Task prompt: Restate the whole listing exactly.

Recorded information:
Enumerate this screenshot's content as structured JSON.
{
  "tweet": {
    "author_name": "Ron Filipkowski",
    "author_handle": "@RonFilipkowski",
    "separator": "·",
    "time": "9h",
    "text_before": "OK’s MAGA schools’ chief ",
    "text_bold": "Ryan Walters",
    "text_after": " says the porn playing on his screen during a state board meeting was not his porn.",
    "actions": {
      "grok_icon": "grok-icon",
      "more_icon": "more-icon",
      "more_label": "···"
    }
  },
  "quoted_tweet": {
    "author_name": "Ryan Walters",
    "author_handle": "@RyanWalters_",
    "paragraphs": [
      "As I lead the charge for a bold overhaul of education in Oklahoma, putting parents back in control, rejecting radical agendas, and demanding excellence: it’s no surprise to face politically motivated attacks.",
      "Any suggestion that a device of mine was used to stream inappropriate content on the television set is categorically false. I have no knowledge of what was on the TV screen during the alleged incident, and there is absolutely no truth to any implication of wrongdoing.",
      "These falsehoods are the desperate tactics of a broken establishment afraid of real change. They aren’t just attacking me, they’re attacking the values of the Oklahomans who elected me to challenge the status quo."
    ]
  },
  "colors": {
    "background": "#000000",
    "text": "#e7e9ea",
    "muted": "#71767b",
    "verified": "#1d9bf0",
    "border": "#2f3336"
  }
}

Output of the exercise:
Enumerate this screenshot's content as structured JSON.
{
  "tweet": {
    "author_name": "Ron Filipkowski",
    "author_handle": "@RonFilipkowski",
    "separator": "·",
    "time": "9h",
    "text_before": "OK’s MAGA schools’ chief ",
    "text_bold": "Ryan Walters",
    "text_after": " says the porn playing on his screen during a state board meeting was not his porn.",
    "actions": {
      "grok_icon": "grok-icon",
      "more_icon": "more-icon",
      "more_label": "···"
    }
  },
  "quoted_tweet": {
    "author_name": "Ryan Walters",
    "author_handle": "@RyanWalters_",
    "paragraphs": [
      "As I lead the charge for a bold overhaul of education in Oklahoma, putting parents back in control, rejecting radical agendas, and demanding excellence: it’s no surprise to face politically motivated attacks.",
      "Any suggestion that a device of mine was used to stream inappropriate content on the television set is categorically false. I have no knowledge of what was on the TV screen during the alleged incident, and there is absolutely no truth to any implication of wrongdoing.",
      "These falsehoods are the desperate tactics of a broken establishment afraid of real change. They aren’t just attacking me, they’re attacking the values of the Oklahomans who elected me to challenge the status quo."
    ]
  },
  "colors": {
    "background": "#000000",
    "text": "#e7e9ea",
    "muted": "#71767b",
    "verified": "#1d9bf0",
    "border": "#2f3336"
  }
}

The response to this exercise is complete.